| Data section |
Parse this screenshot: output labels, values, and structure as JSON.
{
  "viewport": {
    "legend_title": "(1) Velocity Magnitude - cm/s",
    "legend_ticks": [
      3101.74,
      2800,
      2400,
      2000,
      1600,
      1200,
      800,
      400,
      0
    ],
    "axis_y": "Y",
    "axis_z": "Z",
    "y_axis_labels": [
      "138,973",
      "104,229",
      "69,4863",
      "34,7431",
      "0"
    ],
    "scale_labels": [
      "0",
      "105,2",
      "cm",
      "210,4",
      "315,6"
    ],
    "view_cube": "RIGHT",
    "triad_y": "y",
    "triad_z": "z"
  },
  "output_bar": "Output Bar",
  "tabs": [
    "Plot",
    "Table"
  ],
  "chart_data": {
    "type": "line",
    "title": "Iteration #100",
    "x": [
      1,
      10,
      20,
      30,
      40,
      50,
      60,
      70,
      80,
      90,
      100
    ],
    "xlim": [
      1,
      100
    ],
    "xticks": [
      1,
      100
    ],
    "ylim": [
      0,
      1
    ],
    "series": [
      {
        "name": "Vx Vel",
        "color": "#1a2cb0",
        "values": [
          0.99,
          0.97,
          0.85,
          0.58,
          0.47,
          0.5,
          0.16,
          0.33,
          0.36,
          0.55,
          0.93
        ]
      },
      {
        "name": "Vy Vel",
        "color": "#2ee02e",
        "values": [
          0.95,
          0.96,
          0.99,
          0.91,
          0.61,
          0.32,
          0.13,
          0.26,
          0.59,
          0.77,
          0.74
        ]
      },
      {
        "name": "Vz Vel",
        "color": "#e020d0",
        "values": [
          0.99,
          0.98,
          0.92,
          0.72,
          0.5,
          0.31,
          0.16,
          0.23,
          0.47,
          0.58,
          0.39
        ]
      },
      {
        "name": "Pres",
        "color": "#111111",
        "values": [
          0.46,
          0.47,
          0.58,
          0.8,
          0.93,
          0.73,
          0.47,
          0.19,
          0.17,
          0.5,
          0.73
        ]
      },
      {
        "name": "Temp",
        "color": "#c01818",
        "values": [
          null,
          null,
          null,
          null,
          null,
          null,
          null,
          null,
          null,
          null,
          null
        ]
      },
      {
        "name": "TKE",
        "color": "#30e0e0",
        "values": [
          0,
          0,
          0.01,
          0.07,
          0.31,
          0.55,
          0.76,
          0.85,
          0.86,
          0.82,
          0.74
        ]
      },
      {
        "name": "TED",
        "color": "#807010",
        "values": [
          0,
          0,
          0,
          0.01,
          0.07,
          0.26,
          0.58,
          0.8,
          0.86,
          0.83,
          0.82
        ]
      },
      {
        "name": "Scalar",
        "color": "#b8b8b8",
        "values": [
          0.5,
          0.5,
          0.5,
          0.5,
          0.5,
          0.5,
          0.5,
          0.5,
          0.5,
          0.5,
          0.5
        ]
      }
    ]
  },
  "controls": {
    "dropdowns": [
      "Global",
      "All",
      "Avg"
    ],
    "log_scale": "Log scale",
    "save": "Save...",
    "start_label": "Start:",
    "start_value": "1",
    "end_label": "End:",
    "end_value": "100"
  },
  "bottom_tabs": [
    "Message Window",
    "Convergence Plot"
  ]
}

| Exercise details |
Output the lines above verbatim and in full.

| Worked solution |
Parse this screenshot: output labels, values, and structure as JSON.
{
  "viewport": {
    "legend_title": "(1) Velocity Magnitude - cm/s",
    "legend_ticks": [
      3101.74,
      2800,
      2400,
      2000,
      1600,
      1200,
      800,
      400,
      0
    ],
    "axis_y": "Y",
    "axis_z": "Z",
    "y_axis_labels": [
      "138,973",
      "104,229",
      "69,4863",
      "34,7431",
      "0"
    ],
    "scale_labels": [
      "0",
      "105,2",
      "cm",
      "210,4",
      "315,6"
    ],
    "view_cube": "RIGHT",
    "triad_y": "y",
    "triad_z": "z"
  },
  "output_bar": "Output Bar",
  "tabs": [
    "Plot",
    "Table"
  ],
  "chart_data": {
    "type": "line",
    "title": "Iteration #100",
    "x": [
      1,
      10,
      20,
      30,
      40,
      50,
      60,
      70,
      80,
      90,
      100
    ],
    "xlim": [
      1,
      100
    ],
    "xticks": [
      1,
      100
    ],
    "ylim": [
      0,
      1
    ],
    "series": [
      {
        "name": "Vx Vel",
        "color": "#1a2cb0",
        "values": [
          0.99,
          0.97,
          0.85,
          0.58,
          0.47,
          0.5,
          0.16,
          0.33,
          0.36,
          0.55,
          0.93
        ]
      },
      {
        "name": "Vy Vel",
        "color": "#2ee02e",
        "values": [
          0.95,
          0.96,
          0.99,
          0.91,
          0.61,
          0.32,
          0.13,
          0.26,
          0.59,
          0.77,
          0.74
        ]
      },
      {
        "name": "Vz Vel",
        "color": "#e020d0",
        "values": [
          0.99,
          0.98,
          0.92,
          0.72,
          0.5,
          0.31,
          0.16,
          0.23,
          0.47,
          0.58,
          0.39
        ]
      },
      {
        "name": "Pres",
        "color": "#111111",
        "values": [
          0.46,
          0.47,
          0.58,
          0.8,
          0.93,
          0.73,
          0.47,
          0.19,
          0.17,
          0.5,
          0.73
        ]
      },
      {
        "name": "Temp",
        "color": "#c01818",
        "values": [
          null,
          null,
          null,
          null,
          null,
          null,
          null,
          null,
          null,
          null,
          null
        ]
      },
      {
        "name": "TKE",
        "color": "#30e0e0",
        "values": [
          0,
          0,
          0.01,
          0.07,
          0.31,
          0.55,
          0.76,
          0.85,
          0.86,
          0.82,
          0.74
        ]
      },
      {
        "name": "TED",
        "color": "#807010",
        "values": [
          0,
          0,
          0,
          0.01,
          0.07,
          0.26,
          0.58,
          0.8,
          0.86,
          0.83,
          0.82
        ]
      },
      {
        "name": "Scalar",
        "color": "#b8b8b8",
        "values": [
          0.5,
          0.5,
          0.5,
          0.5,
          0.5,
          0.5,
          0.5,
          0.5,
          0.5,
          0.5,
          0.5
        ]
      }
    ]
  },
  "controls": {
    "dropdowns": [
      "Global",
      "All",
      "Avg"
    ],
    "log_scale": "Log scale",
    "save": "Save...",
    "start_label": "Start:",
    "start_value": "1",
    "end_label": "End:",
    "end_value": "100"
  },
  "bottom_tabs": [
    "Message Window",
    "Convergence Plot"
  ]
}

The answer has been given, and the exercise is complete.